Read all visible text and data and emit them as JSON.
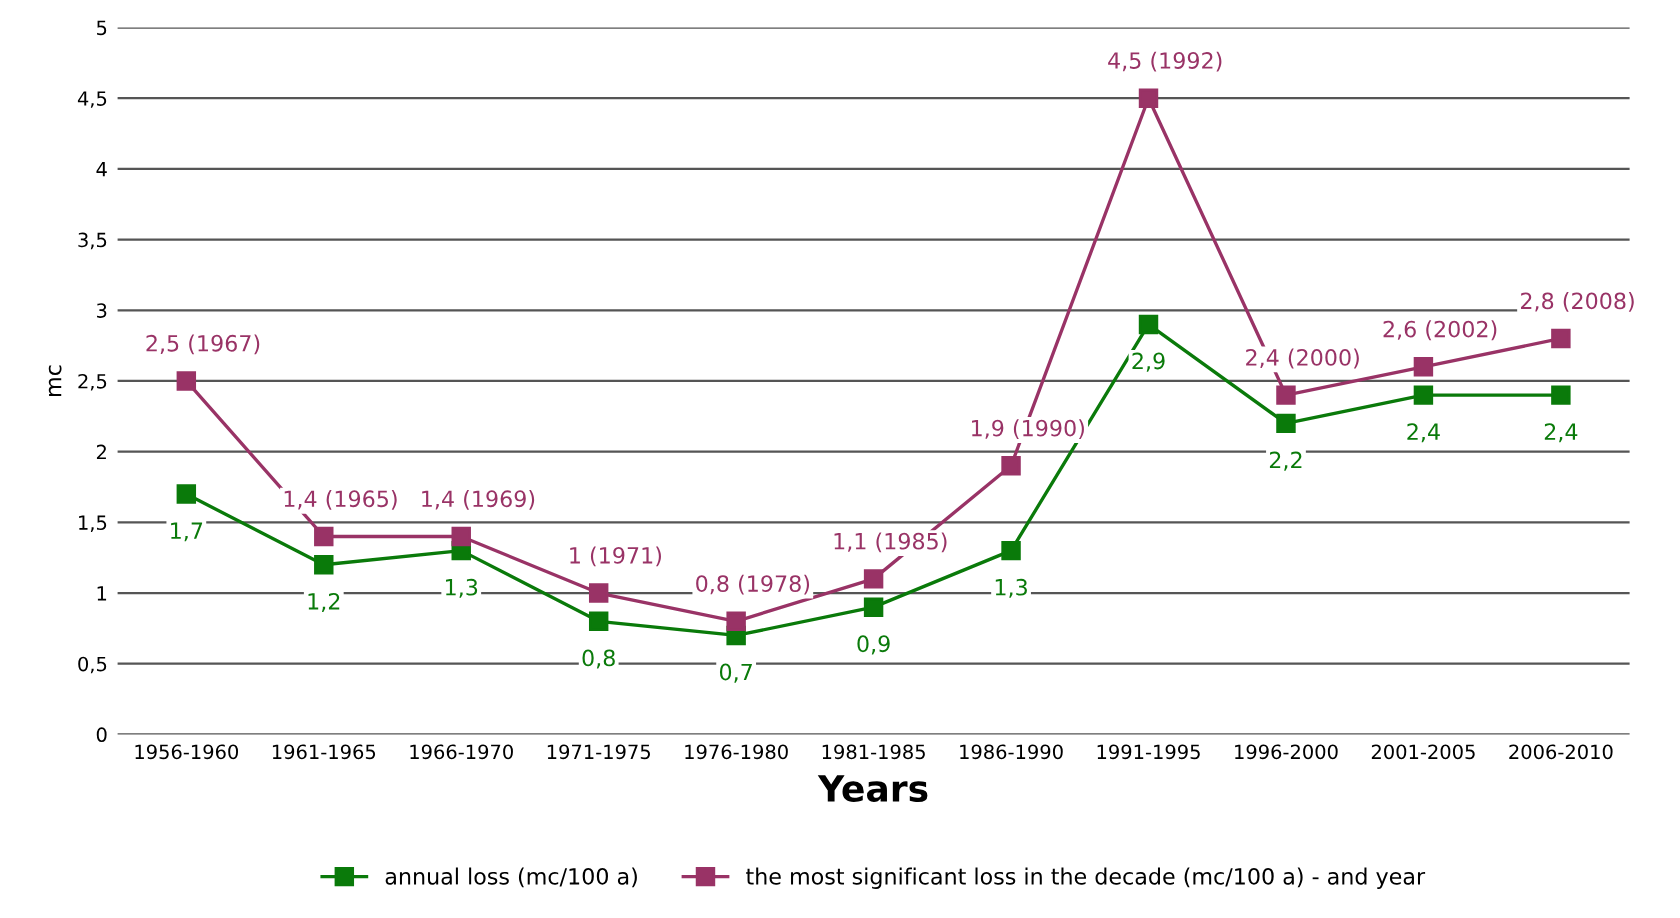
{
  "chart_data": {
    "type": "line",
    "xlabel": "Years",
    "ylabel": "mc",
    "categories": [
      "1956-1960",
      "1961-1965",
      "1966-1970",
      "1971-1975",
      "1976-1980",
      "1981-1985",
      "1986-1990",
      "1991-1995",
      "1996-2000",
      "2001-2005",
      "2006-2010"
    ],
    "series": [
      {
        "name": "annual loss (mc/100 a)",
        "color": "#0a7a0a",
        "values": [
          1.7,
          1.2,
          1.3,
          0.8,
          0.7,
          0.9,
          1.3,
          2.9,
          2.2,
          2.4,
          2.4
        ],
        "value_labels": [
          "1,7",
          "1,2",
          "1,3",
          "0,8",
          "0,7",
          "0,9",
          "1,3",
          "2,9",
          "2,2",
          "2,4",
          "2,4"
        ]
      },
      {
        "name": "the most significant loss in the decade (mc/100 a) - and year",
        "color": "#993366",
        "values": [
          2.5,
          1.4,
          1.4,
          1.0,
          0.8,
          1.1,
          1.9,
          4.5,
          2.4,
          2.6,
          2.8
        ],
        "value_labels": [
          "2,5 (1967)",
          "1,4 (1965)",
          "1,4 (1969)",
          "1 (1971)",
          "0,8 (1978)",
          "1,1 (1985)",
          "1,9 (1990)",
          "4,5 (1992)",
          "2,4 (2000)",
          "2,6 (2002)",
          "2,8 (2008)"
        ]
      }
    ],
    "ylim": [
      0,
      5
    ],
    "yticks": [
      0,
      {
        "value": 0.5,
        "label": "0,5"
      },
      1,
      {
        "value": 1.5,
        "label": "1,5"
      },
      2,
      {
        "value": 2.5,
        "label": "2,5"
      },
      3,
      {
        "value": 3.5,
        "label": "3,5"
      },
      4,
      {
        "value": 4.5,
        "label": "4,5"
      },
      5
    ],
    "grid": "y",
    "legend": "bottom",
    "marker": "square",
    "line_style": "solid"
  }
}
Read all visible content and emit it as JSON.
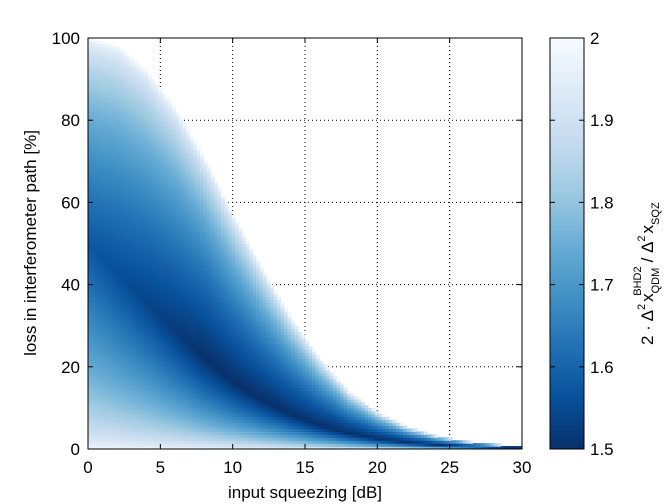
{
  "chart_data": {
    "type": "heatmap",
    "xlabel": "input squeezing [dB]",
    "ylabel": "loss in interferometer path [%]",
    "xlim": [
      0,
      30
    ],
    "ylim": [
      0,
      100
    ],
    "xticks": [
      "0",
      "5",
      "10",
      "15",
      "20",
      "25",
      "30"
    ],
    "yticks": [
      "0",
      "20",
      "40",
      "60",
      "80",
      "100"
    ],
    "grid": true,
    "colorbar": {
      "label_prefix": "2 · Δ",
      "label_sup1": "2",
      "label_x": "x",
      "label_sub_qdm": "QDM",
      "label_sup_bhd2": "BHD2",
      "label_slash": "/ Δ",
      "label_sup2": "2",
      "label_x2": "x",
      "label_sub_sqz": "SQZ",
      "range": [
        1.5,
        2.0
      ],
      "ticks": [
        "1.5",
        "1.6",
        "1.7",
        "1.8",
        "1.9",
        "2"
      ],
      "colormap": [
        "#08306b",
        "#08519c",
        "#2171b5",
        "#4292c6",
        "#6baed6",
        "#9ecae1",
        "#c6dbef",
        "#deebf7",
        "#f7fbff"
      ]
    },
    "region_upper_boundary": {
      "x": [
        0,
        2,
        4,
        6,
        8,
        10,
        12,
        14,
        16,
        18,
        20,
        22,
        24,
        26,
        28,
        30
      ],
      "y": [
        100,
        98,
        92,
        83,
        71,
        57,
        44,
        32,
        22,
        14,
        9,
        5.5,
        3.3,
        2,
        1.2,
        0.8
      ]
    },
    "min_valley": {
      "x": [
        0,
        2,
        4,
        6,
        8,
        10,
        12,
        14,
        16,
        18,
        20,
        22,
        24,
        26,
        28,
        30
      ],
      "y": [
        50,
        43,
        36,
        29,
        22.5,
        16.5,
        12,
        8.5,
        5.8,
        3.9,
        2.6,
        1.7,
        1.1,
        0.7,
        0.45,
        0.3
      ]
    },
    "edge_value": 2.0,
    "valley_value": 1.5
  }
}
::::::::::
**Your objective:** Restate each line of the records exactly; pictures do not belong in the copy.

**Result below:**
Read all visible text and data and emit them as JSON.
{
  "chart_data": {
    "type": "line",
    "xlabel": "Years",
    "ylabel": "mc",
    "categories": [
      "1956-1960",
      "1961-1965",
      "1966-1970",
      "1971-1975",
      "1976-1980",
      "1981-1985",
      "1986-1990",
      "1991-1995",
      "1996-2000",
      "2001-2005",
      "2006-2010"
    ],
    "series": [
      {
        "name": "annual loss (mc/100 a)",
        "color": "#0a7a0a",
        "values": [
          1.7,
          1.2,
          1.3,
          0.8,
          0.7,
          0.9,
          1.3,
          2.9,
          2.2,
          2.4,
          2.4
        ],
        "value_labels": [
          "1,7",
          "1,2",
          "1,3",
          "0,8",
          "0,7",
          "0,9",
          "1,3",
          "2,9",
          "2,2",
          "2,4",
          "2,4"
        ]
      },
      {
        "name": "the most significant loss in the decade (mc/100 a) - and year",
        "color": "#993366",
        "values": [
          2.5,
          1.4,
          1.4,
          1.0,
          0.8,
          1.1,
          1.9,
          4.5,
          2.4,
          2.6,
          2.8
        ],
        "value_labels": [
          "2,5 (1967)",
          "1,4 (1965)",
          "1,4 (1969)",
          "1 (1971)",
          "0,8 (1978)",
          "1,1 (1985)",
          "1,9 (1990)",
          "4,5 (1992)",
          "2,4 (2000)",
          "2,6 (2002)",
          "2,8 (2008)"
        ]
      }
    ],
    "ylim": [
      0,
      5
    ],
    "yticks": [
      0,
      {
        "value": 0.5,
        "label": "0,5"
      },
      1,
      {
        "value": 1.5,
        "label": "1,5"
      },
      2,
      {
        "value": 2.5,
        "label": "2,5"
      },
      3,
      {
        "value": 3.5,
        "label": "3,5"
      },
      4,
      {
        "value": 4.5,
        "label": "4,5"
      },
      5
    ],
    "grid": "y",
    "legend": "bottom",
    "marker": "square",
    "line_style": "solid"
  }
}
Read all visible content and emit it as JSON.
{
  "chart_data": {
    "type": "heatmap",
    "xlabel": "input squeezing [dB]",
    "ylabel": "loss in interferometer path [%]",
    "xlim": [
      0,
      30
    ],
    "ylim": [
      0,
      100
    ],
    "xticks": [
      "0",
      "5",
      "10",
      "15",
      "20",
      "25",
      "30"
    ],
    "yticks": [
      "0",
      "20",
      "40",
      "60",
      "80",
      "100"
    ],
    "grid": true,
    "colorbar": {
      "label_prefix": "2 · Δ",
      "label_sup1": "2",
      "label_x": "x",
      "label_sub_qdm": "QDM",
      "label_sup_bhd2": "BHD2",
      "label_slash": "/ Δ",
      "label_sup2": "2",
      "label_x2": "x",
      "label_sub_sqz": "SQZ",
      "range": [
        1.5,
        2.0
      ],
      "ticks": [
        "1.5",
        "1.6",
        "1.7",
        "1.8",
        "1.9",
        "2"
      ],
      "colormap": [
        "#08306b",
        "#08519c",
        "#2171b5",
        "#4292c6",
        "#6baed6",
        "#9ecae1",
        "#c6dbef",
        "#deebf7",
        "#f7fbff"
      ]
    },
    "region_upper_boundary": {
      "x": [
        0,
        2,
        4,
        6,
        8,
        10,
        12,
        14,
        16,
        18,
        20,
        22,
        24,
        26,
        28,
        30
      ],
      "y": [
        100,
        98,
        92,
        83,
        71,
        57,
        44,
        32,
        22,
        14,
        9,
        5.5,
        3.3,
        2,
        1.2,
        0.8
      ]
    },
    "min_valley": {
      "x": [
        0,
        2,
        4,
        6,
        8,
        10,
        12,
        14,
        16,
        18,
        20,
        22,
        24,
        26,
        28,
        30
      ],
      "y": [
        50,
        43,
        36,
        29,
        22.5,
        16.5,
        12,
        8.5,
        5.8,
        3.9,
        2.6,
        1.7,
        1.1,
        0.7,
        0.45,
        0.3
      ]
    },
    "edge_value": 2.0,
    "valley_value": 1.5
  }
}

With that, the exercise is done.